- Work to be completed
Quote, verbatim, all material below, without pictures.

- Raw records
·····
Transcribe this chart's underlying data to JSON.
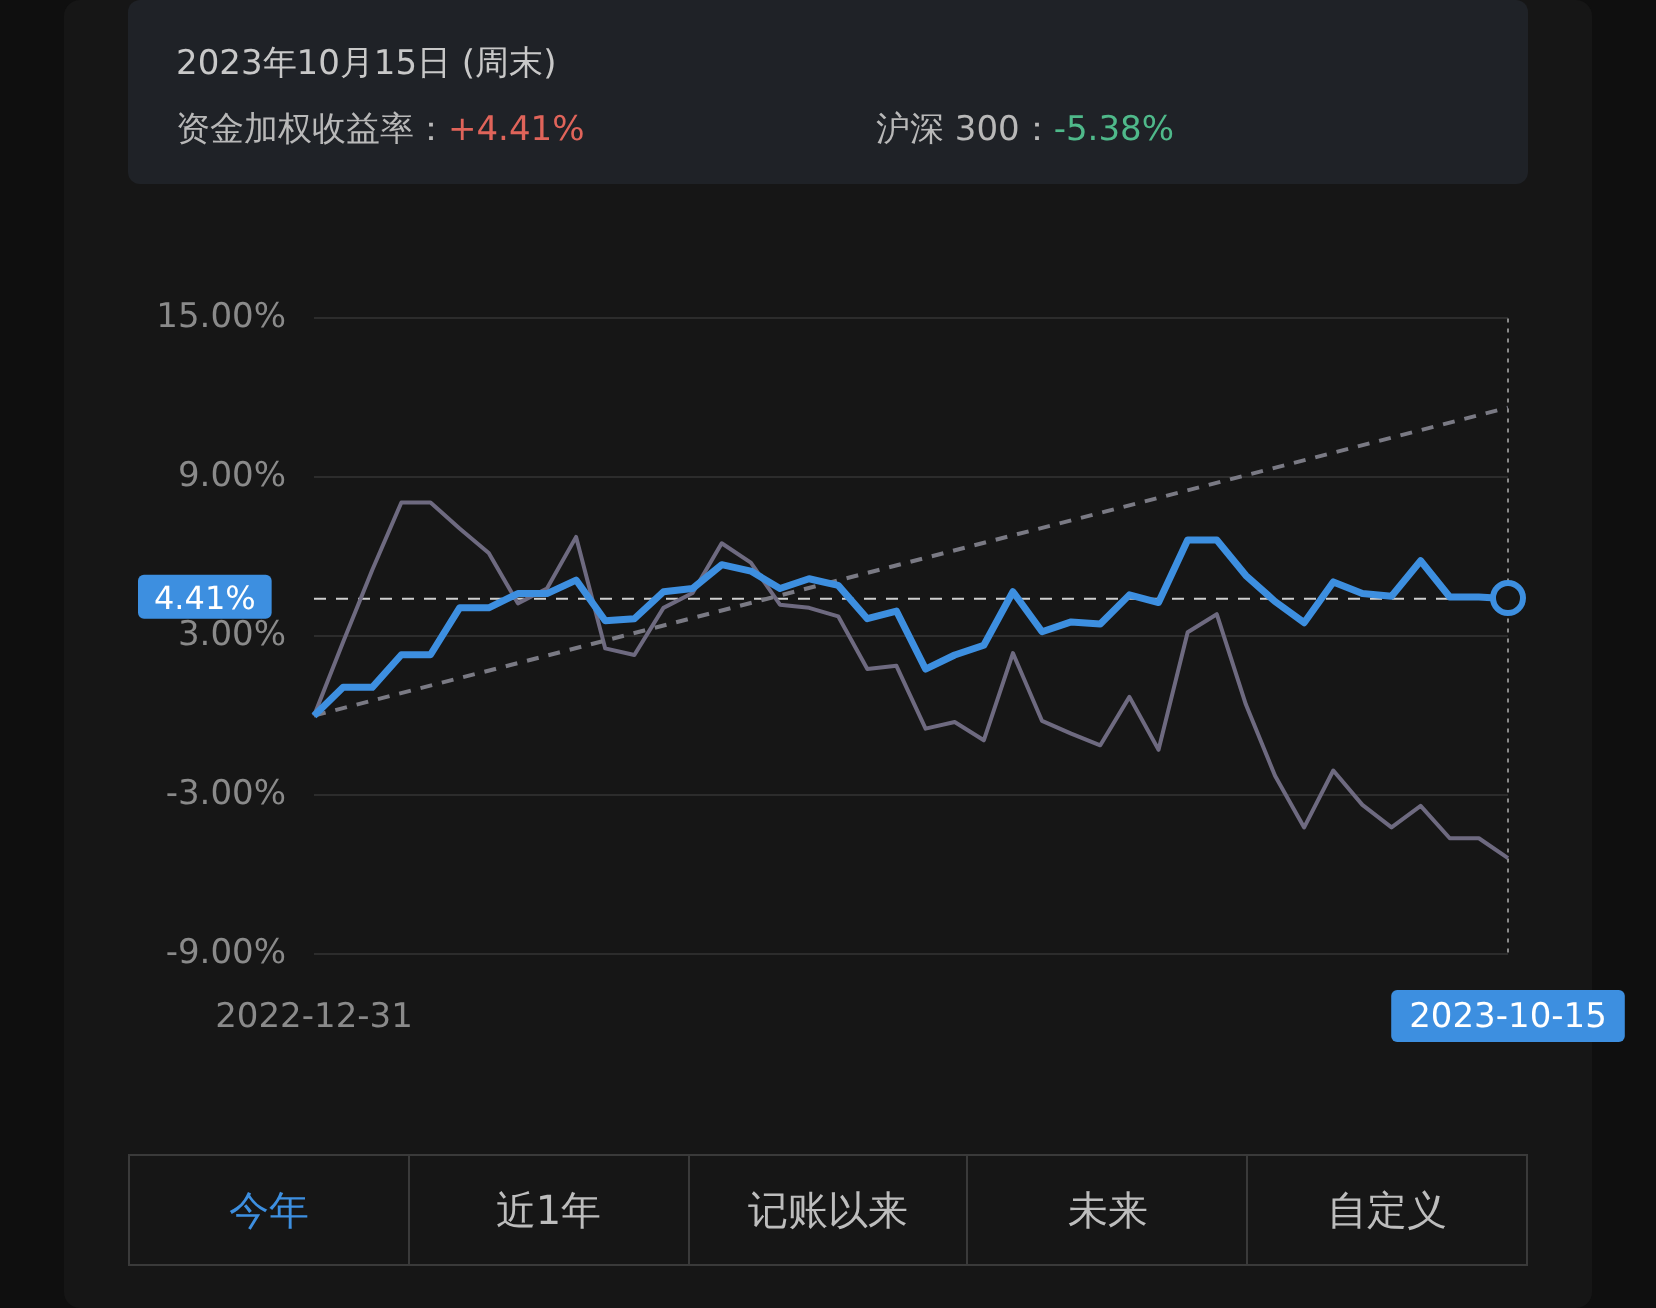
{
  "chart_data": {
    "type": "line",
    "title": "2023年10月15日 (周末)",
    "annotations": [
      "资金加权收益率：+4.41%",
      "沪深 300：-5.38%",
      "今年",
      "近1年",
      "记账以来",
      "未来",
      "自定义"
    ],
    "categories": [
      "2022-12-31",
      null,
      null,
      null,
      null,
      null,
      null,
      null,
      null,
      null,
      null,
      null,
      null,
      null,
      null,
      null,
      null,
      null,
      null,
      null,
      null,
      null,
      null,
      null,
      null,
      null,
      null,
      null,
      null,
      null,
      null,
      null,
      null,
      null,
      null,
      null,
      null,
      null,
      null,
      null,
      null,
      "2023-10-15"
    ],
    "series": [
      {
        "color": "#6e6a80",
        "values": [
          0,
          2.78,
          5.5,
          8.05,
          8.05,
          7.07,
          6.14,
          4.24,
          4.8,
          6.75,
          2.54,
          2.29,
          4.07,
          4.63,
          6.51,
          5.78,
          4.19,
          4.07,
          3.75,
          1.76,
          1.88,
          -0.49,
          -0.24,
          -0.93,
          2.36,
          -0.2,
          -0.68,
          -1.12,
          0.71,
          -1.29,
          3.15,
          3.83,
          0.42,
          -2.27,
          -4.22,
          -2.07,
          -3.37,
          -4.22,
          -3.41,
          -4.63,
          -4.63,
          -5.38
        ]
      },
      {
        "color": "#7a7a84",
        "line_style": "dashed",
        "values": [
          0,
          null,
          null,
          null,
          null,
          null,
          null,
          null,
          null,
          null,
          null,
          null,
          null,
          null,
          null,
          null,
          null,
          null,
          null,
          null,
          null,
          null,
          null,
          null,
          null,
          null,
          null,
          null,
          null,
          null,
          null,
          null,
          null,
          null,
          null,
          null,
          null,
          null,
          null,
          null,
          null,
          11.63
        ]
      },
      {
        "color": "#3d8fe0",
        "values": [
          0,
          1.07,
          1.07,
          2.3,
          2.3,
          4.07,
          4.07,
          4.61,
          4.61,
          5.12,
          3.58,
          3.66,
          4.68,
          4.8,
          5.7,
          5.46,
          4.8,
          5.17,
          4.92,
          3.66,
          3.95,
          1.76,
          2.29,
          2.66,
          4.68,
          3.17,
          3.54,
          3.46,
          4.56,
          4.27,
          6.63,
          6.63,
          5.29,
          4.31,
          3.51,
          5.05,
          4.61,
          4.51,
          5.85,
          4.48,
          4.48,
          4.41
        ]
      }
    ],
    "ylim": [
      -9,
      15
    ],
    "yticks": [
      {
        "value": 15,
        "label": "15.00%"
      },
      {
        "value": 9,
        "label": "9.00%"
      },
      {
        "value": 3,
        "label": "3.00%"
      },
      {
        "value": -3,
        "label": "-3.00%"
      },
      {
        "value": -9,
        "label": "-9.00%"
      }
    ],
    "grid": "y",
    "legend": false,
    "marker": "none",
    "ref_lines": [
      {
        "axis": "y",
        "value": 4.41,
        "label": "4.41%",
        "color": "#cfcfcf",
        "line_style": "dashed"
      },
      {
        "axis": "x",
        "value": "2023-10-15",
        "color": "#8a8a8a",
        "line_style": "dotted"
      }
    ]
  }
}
·····
- Task result
Transcribe this chart's underlying data to JSON.
{
  "chart_data": {
    "type": "line",
    "title": "2023年10月15日 (周末)",
    "annotations": [
      "资金加权收益率：+4.41%",
      "沪深 300：-5.38%",
      "今年",
      "近1年",
      "记账以来",
      "未来",
      "自定义"
    ],
    "categories": [
      "2022-12-31",
      null,
      null,
      null,
      null,
      null,
      null,
      null,
      null,
      null,
      null,
      null,
      null,
      null,
      null,
      null,
      null,
      null,
      null,
      null,
      null,
      null,
      null,
      null,
      null,
      null,
      null,
      null,
      null,
      null,
      null,
      null,
      null,
      null,
      null,
      null,
      null,
      null,
      null,
      null,
      null,
      "2023-10-15"
    ],
    "series": [
      {
        "color": "#6e6a80",
        "values": [
          0,
          2.78,
          5.5,
          8.05,
          8.05,
          7.07,
          6.14,
          4.24,
          4.8,
          6.75,
          2.54,
          2.29,
          4.07,
          4.63,
          6.51,
          5.78,
          4.19,
          4.07,
          3.75,
          1.76,
          1.88,
          -0.49,
          -0.24,
          -0.93,
          2.36,
          -0.2,
          -0.68,
          -1.12,
          0.71,
          -1.29,
          3.15,
          3.83,
          0.42,
          -2.27,
          -4.22,
          -2.07,
          -3.37,
          -4.22,
          -3.41,
          -4.63,
          -4.63,
          -5.38
        ]
      },
      {
        "color": "#7a7a84",
        "line_style": "dashed",
        "values": [
          0,
          null,
          null,
          null,
          null,
          null,
          null,
          null,
          null,
          null,
          null,
          null,
          null,
          null,
          null,
          null,
          null,
          null,
          null,
          null,
          null,
          null,
          null,
          null,
          null,
          null,
          null,
          null,
          null,
          null,
          null,
          null,
          null,
          null,
          null,
          null,
          null,
          null,
          null,
          null,
          null,
          11.63
        ]
      },
      {
        "color": "#3d8fe0",
        "values": [
          0,
          1.07,
          1.07,
          2.3,
          2.3,
          4.07,
          4.07,
          4.61,
          4.61,
          5.12,
          3.58,
          3.66,
          4.68,
          4.8,
          5.7,
          5.46,
          4.8,
          5.17,
          4.92,
          3.66,
          3.95,
          1.76,
          2.29,
          2.66,
          4.68,
          3.17,
          3.54,
          3.46,
          4.56,
          4.27,
          6.63,
          6.63,
          5.29,
          4.31,
          3.51,
          5.05,
          4.61,
          4.51,
          5.85,
          4.48,
          4.48,
          4.41
        ]
      }
    ],
    "ylim": [
      -9,
      15
    ],
    "yticks": [
      {
        "value": 15,
        "label": "15.00%"
      },
      {
        "value": 9,
        "label": "9.00%"
      },
      {
        "value": 3,
        "label": "3.00%"
      },
      {
        "value": -3,
        "label": "-3.00%"
      },
      {
        "value": -9,
        "label": "-9.00%"
      }
    ],
    "grid": "y",
    "legend": false,
    "marker": "none",
    "ref_lines": [
      {
        "axis": "y",
        "value": 4.41,
        "label": "4.41%",
        "color": "#cfcfcf",
        "line_style": "dashed"
      },
      {
        "axis": "x",
        "value": "2023-10-15",
        "color": "#8a8a8a",
        "line_style": "dotted"
      }
    ]
  }
}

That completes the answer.